
    God is truly in this place!
    Where our pillow is a stone
    as we sleep with our disgrace
    and despair, there we are shown
    Hope has not surrendered yet.
    Good News, lovely, fearsome, odd,
    meets the troubles we abet,
    makes our lives a house for God.

    God is true wherever we
    meet the new day, flaws and all,
    wrestling with uncertainty.
    Still, we hear our Maker’s call:
    even when we do not know,
    even when faith cannot trace
    each point through life’s messy flow,
    our God truly shares our place.

    (Copyright © 2011, Brummhert Publishing)

    This was something I wrote five years ago, while reflecting on the story of adult Jacob and adult Esau meeting up again. I thought of it here, as I remember that God is in the midst of all that pain, all that messiness, sharing it with us, whether we confess God is there or not.

  • debmechler says:

    You have named the tension that many people visit, some dwell in constantly, and pastors bear with multiple parishioners in precisely the ways described. No wonder we need help, and respite. Thank you for your thoughtful piece. Thanks to you too, James, for rendering it so beautifully, honoring the mystery with your poetry.

  • Vic Karssen says:

    Nearly all of the people in our lives will disappoint us, at some time, and to varying degrees. Only God will not. We delude ourselves if we don’t make peace with the knowledge that we will disappoint them as well.

########

#### What you need to do
a) Name every person mentioned by name in the text on God's presence, including the people who left comments.
b) Reproduce the passage in the text on God's presence from "This was something" up to and including "with your poetry.".
The data that follow come from a separate source and are unrelated to the text on God's presence.

#### Data for analysis

########

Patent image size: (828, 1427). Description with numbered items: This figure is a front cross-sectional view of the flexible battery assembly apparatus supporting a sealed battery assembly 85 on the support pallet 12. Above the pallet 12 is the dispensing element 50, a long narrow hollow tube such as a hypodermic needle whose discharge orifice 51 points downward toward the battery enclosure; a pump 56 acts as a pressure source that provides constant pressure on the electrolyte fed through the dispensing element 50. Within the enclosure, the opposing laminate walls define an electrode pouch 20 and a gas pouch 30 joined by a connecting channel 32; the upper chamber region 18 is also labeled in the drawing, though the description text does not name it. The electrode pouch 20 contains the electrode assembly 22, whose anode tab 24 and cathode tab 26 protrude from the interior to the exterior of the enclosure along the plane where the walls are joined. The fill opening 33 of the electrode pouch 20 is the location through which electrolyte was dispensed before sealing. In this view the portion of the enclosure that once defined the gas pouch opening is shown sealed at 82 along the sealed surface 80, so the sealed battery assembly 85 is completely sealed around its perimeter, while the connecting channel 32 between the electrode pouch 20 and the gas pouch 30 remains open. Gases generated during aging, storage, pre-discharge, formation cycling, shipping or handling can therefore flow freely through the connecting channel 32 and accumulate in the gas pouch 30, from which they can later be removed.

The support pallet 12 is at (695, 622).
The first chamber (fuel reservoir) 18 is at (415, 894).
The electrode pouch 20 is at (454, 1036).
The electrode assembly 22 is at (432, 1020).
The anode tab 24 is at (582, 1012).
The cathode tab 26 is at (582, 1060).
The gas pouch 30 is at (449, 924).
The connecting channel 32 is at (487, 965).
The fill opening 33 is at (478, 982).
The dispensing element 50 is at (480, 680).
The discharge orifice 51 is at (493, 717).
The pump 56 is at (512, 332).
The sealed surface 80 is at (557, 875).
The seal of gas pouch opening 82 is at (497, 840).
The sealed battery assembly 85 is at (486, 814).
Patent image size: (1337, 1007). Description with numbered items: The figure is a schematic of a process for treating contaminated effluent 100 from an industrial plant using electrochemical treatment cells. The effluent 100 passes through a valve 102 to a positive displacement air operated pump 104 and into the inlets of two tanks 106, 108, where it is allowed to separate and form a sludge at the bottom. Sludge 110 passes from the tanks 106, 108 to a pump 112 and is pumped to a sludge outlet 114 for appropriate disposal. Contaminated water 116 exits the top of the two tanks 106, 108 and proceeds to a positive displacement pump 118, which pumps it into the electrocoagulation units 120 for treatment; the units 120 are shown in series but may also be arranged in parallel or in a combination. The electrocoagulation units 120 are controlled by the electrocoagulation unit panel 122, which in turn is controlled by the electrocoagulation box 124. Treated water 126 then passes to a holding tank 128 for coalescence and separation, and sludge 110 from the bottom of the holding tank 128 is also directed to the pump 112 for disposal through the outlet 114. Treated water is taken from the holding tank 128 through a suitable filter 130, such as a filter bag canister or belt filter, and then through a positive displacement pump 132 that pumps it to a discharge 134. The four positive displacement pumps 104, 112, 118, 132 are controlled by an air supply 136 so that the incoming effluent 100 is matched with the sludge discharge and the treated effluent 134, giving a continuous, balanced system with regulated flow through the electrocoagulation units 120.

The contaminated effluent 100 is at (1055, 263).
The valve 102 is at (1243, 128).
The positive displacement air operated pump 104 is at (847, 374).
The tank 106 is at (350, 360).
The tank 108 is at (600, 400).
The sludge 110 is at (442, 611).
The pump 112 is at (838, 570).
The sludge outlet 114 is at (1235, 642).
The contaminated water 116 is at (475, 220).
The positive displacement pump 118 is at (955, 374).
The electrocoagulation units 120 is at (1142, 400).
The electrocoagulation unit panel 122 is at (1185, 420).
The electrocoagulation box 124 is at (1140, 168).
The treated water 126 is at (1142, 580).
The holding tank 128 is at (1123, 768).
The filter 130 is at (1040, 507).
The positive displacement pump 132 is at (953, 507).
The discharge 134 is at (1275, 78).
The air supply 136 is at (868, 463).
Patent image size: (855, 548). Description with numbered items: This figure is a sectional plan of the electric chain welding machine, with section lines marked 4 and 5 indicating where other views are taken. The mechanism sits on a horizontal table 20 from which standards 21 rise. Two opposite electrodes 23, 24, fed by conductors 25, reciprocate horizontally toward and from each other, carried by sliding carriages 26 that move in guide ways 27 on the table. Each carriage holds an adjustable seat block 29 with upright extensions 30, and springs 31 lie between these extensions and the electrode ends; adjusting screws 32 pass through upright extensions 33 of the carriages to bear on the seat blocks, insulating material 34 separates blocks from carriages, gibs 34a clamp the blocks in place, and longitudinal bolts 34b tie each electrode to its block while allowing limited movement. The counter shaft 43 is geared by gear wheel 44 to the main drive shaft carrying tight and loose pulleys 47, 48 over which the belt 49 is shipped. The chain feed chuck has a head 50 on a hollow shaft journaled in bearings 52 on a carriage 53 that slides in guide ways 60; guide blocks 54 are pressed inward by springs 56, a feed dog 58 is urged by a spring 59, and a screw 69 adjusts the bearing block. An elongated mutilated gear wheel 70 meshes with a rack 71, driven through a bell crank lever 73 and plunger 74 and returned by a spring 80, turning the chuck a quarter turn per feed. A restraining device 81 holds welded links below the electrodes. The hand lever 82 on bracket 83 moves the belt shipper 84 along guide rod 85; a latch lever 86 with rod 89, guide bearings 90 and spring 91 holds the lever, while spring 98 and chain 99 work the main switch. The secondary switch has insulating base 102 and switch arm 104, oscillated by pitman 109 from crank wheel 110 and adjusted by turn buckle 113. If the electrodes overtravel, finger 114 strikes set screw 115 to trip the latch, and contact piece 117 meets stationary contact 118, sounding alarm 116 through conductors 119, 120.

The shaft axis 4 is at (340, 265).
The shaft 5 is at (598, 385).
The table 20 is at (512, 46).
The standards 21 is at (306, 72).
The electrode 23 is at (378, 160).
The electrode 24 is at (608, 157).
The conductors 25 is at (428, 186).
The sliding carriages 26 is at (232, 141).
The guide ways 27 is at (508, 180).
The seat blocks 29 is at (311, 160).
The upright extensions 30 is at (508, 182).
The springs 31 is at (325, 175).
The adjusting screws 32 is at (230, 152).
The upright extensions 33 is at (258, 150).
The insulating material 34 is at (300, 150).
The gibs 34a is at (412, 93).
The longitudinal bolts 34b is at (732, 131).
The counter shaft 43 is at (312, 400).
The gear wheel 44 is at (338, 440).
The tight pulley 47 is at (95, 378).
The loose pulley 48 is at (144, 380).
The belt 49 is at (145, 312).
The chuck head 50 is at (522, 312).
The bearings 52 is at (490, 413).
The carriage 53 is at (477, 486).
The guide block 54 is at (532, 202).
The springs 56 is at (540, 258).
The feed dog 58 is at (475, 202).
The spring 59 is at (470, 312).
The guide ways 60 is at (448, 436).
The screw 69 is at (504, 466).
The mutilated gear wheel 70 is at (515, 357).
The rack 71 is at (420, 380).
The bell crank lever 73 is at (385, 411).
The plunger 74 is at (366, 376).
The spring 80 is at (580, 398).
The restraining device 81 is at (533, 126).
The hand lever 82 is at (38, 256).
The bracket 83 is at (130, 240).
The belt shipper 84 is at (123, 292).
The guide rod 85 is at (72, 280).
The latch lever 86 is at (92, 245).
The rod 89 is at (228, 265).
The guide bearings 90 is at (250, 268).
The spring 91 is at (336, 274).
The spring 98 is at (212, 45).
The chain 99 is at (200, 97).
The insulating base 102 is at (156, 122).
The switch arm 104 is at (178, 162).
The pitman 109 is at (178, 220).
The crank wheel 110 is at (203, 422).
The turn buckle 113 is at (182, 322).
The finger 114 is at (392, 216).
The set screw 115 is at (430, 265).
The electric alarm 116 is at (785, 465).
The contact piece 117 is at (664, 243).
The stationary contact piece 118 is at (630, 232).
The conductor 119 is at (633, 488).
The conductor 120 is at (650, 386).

########

#### Numbered answers
a) Jacob, Esau, James, debmechler, Vic Karssen

b)
This was something I wrote five years ago, while reflecting on the story of adult Jacob and adult Esau meeting up again. I thought of it here, as I remember that God is in the midst of all that pain, all that messiness, sharing it with us, whether we confess God is there or not.

  • debmechler says:

    You have named the tension that many people visit, some dwell in constantly, and pastors bear with multiple parishioners in precisely the ways described. No wonder we need help, and respite. Thank you for your thoughtful piece. Thanks to you too, James, for rendering it so beautifully, honoring the mystery with your poetry.